■ **Directions for this task**: Check each line of the listing below for the string "tarifával", and copy the ones that have it.

(Collected data)
####

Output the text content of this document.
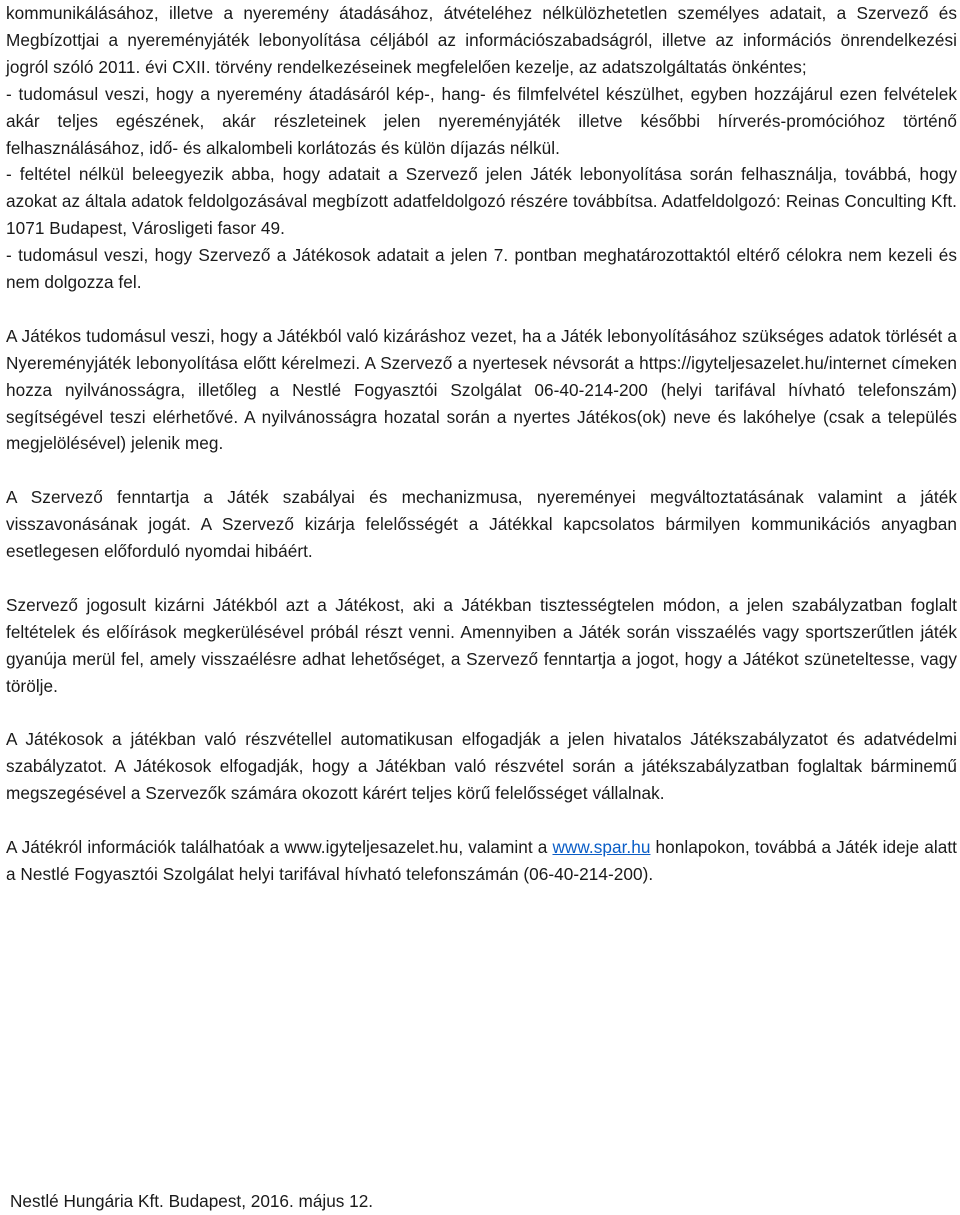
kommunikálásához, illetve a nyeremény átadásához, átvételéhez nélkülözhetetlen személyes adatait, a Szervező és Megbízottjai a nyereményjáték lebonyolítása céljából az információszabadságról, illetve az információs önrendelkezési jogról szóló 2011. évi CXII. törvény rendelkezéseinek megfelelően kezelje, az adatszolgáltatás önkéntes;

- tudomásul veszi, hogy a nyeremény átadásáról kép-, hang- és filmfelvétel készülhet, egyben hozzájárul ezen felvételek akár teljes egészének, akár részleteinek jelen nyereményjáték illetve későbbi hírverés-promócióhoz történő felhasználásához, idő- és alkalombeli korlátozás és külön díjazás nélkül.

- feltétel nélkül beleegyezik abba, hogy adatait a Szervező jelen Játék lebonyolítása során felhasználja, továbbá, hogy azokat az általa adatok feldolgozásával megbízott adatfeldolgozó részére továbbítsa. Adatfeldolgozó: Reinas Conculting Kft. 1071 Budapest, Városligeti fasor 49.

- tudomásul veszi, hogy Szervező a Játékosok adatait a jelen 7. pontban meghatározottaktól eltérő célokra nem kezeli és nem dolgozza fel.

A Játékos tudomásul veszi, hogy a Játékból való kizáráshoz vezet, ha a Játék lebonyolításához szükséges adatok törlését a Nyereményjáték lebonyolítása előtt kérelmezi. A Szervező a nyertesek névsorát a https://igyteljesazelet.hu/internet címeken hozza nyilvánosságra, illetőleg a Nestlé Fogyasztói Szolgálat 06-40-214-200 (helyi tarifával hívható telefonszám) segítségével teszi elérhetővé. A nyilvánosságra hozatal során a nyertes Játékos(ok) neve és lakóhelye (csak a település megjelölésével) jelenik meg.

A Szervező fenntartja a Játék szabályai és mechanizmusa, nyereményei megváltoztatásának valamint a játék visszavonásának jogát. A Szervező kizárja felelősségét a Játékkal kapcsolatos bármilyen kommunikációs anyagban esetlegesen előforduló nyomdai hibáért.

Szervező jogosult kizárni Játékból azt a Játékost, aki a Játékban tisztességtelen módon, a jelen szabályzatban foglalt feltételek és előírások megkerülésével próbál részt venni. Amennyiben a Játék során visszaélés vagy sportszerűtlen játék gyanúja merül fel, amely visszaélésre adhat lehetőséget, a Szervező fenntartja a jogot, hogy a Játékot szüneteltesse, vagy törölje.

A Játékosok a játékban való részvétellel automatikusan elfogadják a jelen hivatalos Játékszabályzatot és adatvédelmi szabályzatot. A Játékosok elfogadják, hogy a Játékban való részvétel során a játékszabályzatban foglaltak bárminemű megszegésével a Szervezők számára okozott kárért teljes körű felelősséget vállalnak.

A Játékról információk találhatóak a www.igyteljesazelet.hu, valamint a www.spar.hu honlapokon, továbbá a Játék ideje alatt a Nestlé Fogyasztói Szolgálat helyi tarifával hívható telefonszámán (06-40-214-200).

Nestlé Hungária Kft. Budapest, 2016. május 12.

####

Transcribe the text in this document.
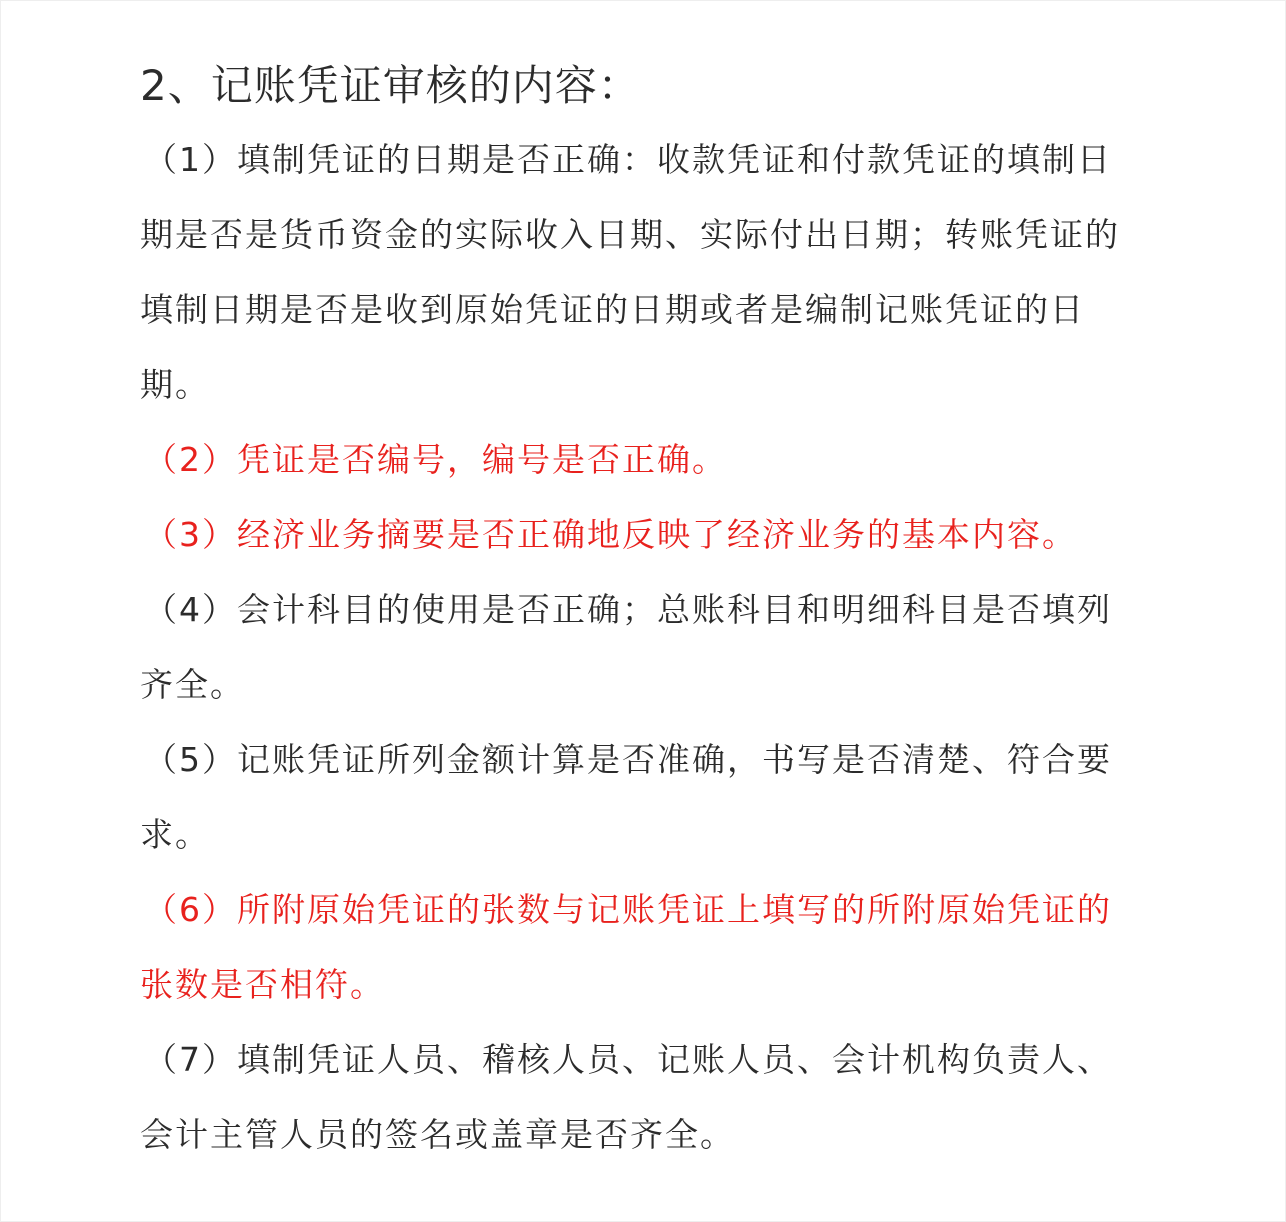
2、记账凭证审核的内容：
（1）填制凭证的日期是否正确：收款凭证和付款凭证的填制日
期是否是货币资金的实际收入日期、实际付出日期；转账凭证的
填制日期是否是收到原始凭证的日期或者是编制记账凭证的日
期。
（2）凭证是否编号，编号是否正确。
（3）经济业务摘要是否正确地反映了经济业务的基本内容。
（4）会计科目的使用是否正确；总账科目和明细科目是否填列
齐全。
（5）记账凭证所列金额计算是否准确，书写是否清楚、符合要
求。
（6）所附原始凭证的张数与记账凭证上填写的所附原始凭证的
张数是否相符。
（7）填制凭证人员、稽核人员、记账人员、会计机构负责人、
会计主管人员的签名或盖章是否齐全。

####

■ **Response to the exercise**:
A Játékos tudomásul veszi, hogy a Játékból való kizáráshoz vezet, ha a Játék lebonyolításához szükséges adatok törlését a Nyereményjáték lebonyolítása előtt kérelmezi. A Szervező a nyertesek névsorát a https://igyteljesazelet.hu/internet címeken hozza nyilvánosságra, illetőleg a Nestlé Fogyasztói Szolgálat 06-40-214-200 (helyi tarifával hívható telefonszám) segítségével teszi elérhetővé. A nyilvánosságra hozatal során a nyertes Játékos(ok) neve és lakóhelye (csak a település megjelölésével) jelenik meg.
A Játékról információk találhatóak a www.igyteljesazelet.hu, valamint a www.spar.hu honlapokon, továbbá a Játék ideje alatt a Nestlé Fogyasztói Szolgálat helyi tarifával hívható telefonszámán (06-40-214-200).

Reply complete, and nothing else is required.